Requirement:
Below is a set of records. Repeat all of them exactly.

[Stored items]

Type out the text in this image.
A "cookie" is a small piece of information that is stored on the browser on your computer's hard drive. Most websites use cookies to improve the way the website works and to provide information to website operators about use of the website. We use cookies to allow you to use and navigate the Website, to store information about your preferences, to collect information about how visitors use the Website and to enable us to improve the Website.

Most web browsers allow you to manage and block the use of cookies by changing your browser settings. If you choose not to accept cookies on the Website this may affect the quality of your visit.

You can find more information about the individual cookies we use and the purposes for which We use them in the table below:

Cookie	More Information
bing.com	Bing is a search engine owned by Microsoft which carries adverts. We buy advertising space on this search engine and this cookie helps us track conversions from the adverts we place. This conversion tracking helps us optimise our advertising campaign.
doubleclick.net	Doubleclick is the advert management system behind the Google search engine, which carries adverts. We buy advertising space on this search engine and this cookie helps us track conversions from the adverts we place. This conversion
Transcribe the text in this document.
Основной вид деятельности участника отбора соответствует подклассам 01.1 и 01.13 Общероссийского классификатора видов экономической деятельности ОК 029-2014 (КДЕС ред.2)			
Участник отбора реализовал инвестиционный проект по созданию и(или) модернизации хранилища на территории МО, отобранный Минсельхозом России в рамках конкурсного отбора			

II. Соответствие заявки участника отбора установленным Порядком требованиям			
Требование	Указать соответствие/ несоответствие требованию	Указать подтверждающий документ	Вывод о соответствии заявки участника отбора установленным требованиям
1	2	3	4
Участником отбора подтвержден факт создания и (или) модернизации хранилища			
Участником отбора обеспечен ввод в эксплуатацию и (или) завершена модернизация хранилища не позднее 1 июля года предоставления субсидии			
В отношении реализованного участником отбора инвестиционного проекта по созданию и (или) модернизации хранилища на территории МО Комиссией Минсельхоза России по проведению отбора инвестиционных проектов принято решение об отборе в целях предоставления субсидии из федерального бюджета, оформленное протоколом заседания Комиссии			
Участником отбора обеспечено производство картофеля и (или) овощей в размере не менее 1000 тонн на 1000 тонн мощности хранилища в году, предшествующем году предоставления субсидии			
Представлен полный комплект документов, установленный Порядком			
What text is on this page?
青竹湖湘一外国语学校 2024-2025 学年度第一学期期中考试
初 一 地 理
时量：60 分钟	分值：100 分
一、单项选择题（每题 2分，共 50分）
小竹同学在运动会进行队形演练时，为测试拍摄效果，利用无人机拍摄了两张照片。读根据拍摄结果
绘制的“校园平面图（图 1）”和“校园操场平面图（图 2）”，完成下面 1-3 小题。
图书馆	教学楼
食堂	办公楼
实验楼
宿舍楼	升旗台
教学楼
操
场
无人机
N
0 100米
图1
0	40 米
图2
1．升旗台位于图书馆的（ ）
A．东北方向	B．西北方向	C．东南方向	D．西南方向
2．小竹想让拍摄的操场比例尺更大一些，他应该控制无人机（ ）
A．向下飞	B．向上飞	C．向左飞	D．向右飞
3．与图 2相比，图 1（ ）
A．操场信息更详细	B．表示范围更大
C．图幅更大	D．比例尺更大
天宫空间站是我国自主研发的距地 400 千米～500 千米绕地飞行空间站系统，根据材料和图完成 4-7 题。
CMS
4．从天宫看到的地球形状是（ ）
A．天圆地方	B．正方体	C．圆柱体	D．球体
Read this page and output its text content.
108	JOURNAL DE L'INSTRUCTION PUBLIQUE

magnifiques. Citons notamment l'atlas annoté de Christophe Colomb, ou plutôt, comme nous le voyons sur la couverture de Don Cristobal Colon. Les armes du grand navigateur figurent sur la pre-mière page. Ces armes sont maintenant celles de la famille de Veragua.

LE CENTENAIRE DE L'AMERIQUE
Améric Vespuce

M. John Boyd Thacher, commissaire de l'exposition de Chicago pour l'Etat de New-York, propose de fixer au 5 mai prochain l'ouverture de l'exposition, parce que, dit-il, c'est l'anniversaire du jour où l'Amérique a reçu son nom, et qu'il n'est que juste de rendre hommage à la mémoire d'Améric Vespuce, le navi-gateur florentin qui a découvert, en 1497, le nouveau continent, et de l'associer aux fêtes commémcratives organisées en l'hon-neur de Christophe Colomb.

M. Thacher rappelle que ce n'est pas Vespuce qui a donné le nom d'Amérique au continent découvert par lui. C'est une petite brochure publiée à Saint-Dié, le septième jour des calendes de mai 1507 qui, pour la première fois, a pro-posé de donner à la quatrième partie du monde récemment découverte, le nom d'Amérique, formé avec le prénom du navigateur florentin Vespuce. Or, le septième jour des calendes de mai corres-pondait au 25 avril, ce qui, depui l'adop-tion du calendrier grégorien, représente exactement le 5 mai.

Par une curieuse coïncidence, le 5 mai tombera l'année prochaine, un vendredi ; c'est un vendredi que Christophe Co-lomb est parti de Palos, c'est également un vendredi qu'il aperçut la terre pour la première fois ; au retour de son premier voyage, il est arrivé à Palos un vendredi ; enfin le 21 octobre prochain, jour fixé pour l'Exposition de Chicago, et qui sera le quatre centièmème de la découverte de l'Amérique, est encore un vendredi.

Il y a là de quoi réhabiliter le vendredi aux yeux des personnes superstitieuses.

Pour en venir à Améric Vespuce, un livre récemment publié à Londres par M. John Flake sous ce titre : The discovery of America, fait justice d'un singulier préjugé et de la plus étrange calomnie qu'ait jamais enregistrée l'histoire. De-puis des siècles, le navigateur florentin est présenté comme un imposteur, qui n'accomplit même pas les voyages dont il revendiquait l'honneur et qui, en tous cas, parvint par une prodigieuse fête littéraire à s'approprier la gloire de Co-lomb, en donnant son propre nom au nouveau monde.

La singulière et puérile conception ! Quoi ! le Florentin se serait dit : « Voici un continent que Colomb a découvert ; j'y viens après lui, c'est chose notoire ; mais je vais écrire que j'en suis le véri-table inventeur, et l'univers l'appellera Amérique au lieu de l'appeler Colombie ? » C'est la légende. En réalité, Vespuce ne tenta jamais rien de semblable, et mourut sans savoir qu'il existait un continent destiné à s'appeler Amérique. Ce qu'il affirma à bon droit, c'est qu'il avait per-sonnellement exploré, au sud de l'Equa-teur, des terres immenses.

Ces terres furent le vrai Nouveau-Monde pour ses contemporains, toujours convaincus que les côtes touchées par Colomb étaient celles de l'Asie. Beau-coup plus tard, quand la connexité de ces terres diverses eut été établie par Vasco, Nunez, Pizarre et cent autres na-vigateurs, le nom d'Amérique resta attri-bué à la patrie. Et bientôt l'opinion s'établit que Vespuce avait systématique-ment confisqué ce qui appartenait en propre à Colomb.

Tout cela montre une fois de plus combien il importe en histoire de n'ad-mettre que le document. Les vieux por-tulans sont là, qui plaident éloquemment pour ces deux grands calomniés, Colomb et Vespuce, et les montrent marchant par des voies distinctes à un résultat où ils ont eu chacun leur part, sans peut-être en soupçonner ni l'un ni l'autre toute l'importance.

Exercise response:
Type out the text in this image.
A "cookie" is a small piece of information that is stored on the browser on your computer's hard drive. Most websites use cookies to improve the way the website works and to provide information to website operators about use of the website. We use cookies to allow you to use and navigate the Website, to store information about your preferences, to collect information about how visitors use the Website and to enable us to improve the Website.

Most web browsers allow you to manage and block the use of cookies by changing your browser settings. If you choose not to accept cookies on the Website this may affect the quality of your visit.

You can find more information about the individual cookies we use and the purposes for which We use them in the table below:

Cookie	More Information
bing.com	Bing is a search engine owned by Microsoft which carries adverts. We buy advertising space on this search engine and this cookie helps us track conversions from the adverts we place. This conversion tracking helps us optimise our advertising campaign.
doubleclick.net	Doubleclick is the advert management system behind the Google search engine, which carries adverts. We buy advertising space on this search engine and this cookie helps us track conversions from the adverts we place. This conversion
Transcribe the text in this document.
Основной вид деятельности участника отбора соответствует подклассам 01.1 и 01.13 Общероссийского классификатора видов экономической деятельности ОК 029-2014 (КДЕС ред.2)			
Участник отбора реализовал инвестиционный проект по созданию и(или) модернизации хранилища на территории МО, отобранный Минсельхозом России в рамках конкурсного отбора			

II. Соответствие заявки участника отбора установленным Порядком требованиям			
Требование	Указать соответствие/ несоответствие требованию	Указать подтверждающий документ	Вывод о соответствии заявки участника отбора установленным требованиям
1	2	3	4
Участником отбора подтвержден факт создания и (или) модернизации хранилища			
Участником отбора обеспечен ввод в эксплуатацию и (или) завершена модернизация хранилища не позднее 1 июля года предоставления субсидии			
В отношении реализованного участником отбора инвестиционного проекта по созданию и (или) модернизации хранилища на территории МО Комиссией Минсельхоза России по проведению отбора инвестиционных проектов принято решение об отборе в целях предоставления субсидии из федерального бюджета, оформленное протоколом заседания Комиссии			
Участником отбора обеспечено производство картофеля и (или) овощей в размере не менее 1000 тонн на 1000 тонн мощности хранилища в году, предшествующем году предоставления субсидии			
Представлен полный комплект документов, установленный Порядком			
What text is on this page?
青竹湖湘一外国语学校 2024-2025 学年度第一学期期中考试
初 一 地 理
时量：60 分钟	分值：100 分
一、单项选择题（每题 2分，共 50分）
小竹同学在运动会进行队形演练时，为测试拍摄效果，利用无人机拍摄了两张照片。读根据拍摄结果
绘制的“校园平面图（图 1）”和“校园操场平面图（图 2）”，完成下面 1-3 小题。
图书馆	教学楼
食堂	办公楼
实验楼
宿舍楼	升旗台
教学楼
操
场
无人机
N
0 100米
图1
0	40 米
图2
1．升旗台位于图书馆的（ ）
A．东北方向	B．西北方向	C．东南方向	D．西南方向
2．小竹想让拍摄的操场比例尺更大一些，他应该控制无人机（ ）
A．向下飞	B．向上飞	C．向左飞	D．向右飞
3．与图 2相比，图 1（ ）
A．操场信息更详细	B．表示范围更大
C．图幅更大	D．比例尺更大
天宫空间站是我国自主研发的距地 400 千米～500 千米绕地飞行空间站系统，根据材料和图完成 4-7 题。
CMS
4．从天宫看到的地球形状是（ ）
A．天圆地方	B．正方体	C．圆柱体	D．球体
Read this page and output its text content.
108	JOURNAL DE L'INSTRUCTION PUBLIQUE

magnifiques. Citons notamment l'atlas annoté de Christophe Colomb, ou plutôt, comme nous le voyons sur la couverture de Don Cristobal Colon. Les armes du grand navigateur figurent sur la pre-mière page. Ces armes sont maintenant celles de la famille de Veragua.

LE CENTENAIRE DE L'AMERIQUE
Améric Vespuce

M. John Boyd Thacher, commissaire de l'exposition de Chicago pour l'Etat de New-York, propose de fixer au 5 mai prochain l'ouverture de l'exposition, parce que, dit-il, c'est l'anniversaire du jour où l'Amérique a reçu son nom, et qu'il n'est que juste de rendre hommage à la mémoire d'Améric Vespuce, le navi-gateur florentin qui a découvert, en 1497, le nouveau continent, et de l'associer aux fêtes commémcratives organisées en l'hon-neur de Christophe Colomb.

M. Thacher rappelle que ce n'est pas Vespuce qui a donné le nom d'Amérique au continent découvert par lui. C'est une petite brochure publiée à Saint-Dié, le septième jour des calendes de mai 1507 qui, pour la première fois, a pro-posé de donner à la quatrième partie du monde récemment découverte, le nom d'Amérique, formé avec le prénom du navigateur florentin Vespuce. Or, le septième jour des calendes de mai corres-pondait au 25 avril, ce qui, depui l'adop-tion du calendrier grégorien, représente exactement le 5 mai.

Par une curieuse coïncidence, le 5 mai tombera l'année prochaine, un vendredi ; c'est un vendredi que Christophe Co-lomb est parti de Palos, c'est également un vendredi qu'il aperçut la terre pour la première fois ; au retour de son premier voyage, il est arrivé à Palos un vendredi ; enfin le 21 octobre prochain, jour fixé pour l'Exposition de Chicago, et qui sera le quatre centièmème de la découverte de l'Amérique, est encore un vendredi.

Il y a là de quoi réhabiliter le vendredi aux yeux des personnes superstitieuses.

Pour en venir à Améric Vespuce, un livre récemment publié à Londres par M. John Flake sous ce titre : The discovery of America, fait justice d'un singulier préjugé et de la plus étrange calomnie qu'ait jamais enregistrée l'histoire. De-puis des siècles, le navigateur florentin est présenté comme un imposteur, qui n'accomplit même pas les voyages dont il revendiquait l'honneur et qui, en tous cas, parvint par une prodigieuse fête littéraire à s'approprier la gloire de Co-lomb, en donnant son propre nom au nouveau monde.

La singulière et puérile conception ! Quoi ! le Florentin se serait dit : « Voici un continent que Colomb a découvert ; j'y viens après lui, c'est chose notoire ; mais je vais écrire que j'en suis le véri-table inventeur, et l'univers l'appellera Amérique au lieu de l'appeler Colombie ? » C'est la légende. En réalité, Vespuce ne tenta jamais rien de semblable, et mourut sans savoir qu'il existait un continent destiné à s'appeler Amérique. Ce qu'il affirma à bon droit, c'est qu'il avait per-sonnellement exploré, au sud de l'Equa-teur, des terres immenses.

Ces terres furent le vrai Nouveau-Monde pour ses contemporains, toujours convaincus que les côtes touchées par Colomb étaient celles de l'Asie. Beau-coup plus tard, quand la connexité de ces terres diverses eut été établie par Vasco, Nunez, Pizarre et cent autres na-vigateurs, le nom d'Amérique resta attri-bué à la patrie. Et bientôt l'opinion s'établit que Vespuce avait systématique-ment confisqué ce qui appartenait en propre à Colomb.

Tout cela montre une fois de plus combien il importe en histoire de n'ad-mettre que le document. Les vieux por-tulans sont là, qui plaident éloquemment pour ces deux grands calomniés, Colomb et Vespuce, et les montrent marchant par des voies distinctes à un résultat où ils ont eu chacun leur part, sans peut-être en soupçonner ni l'un ni l'autre toute l'importance.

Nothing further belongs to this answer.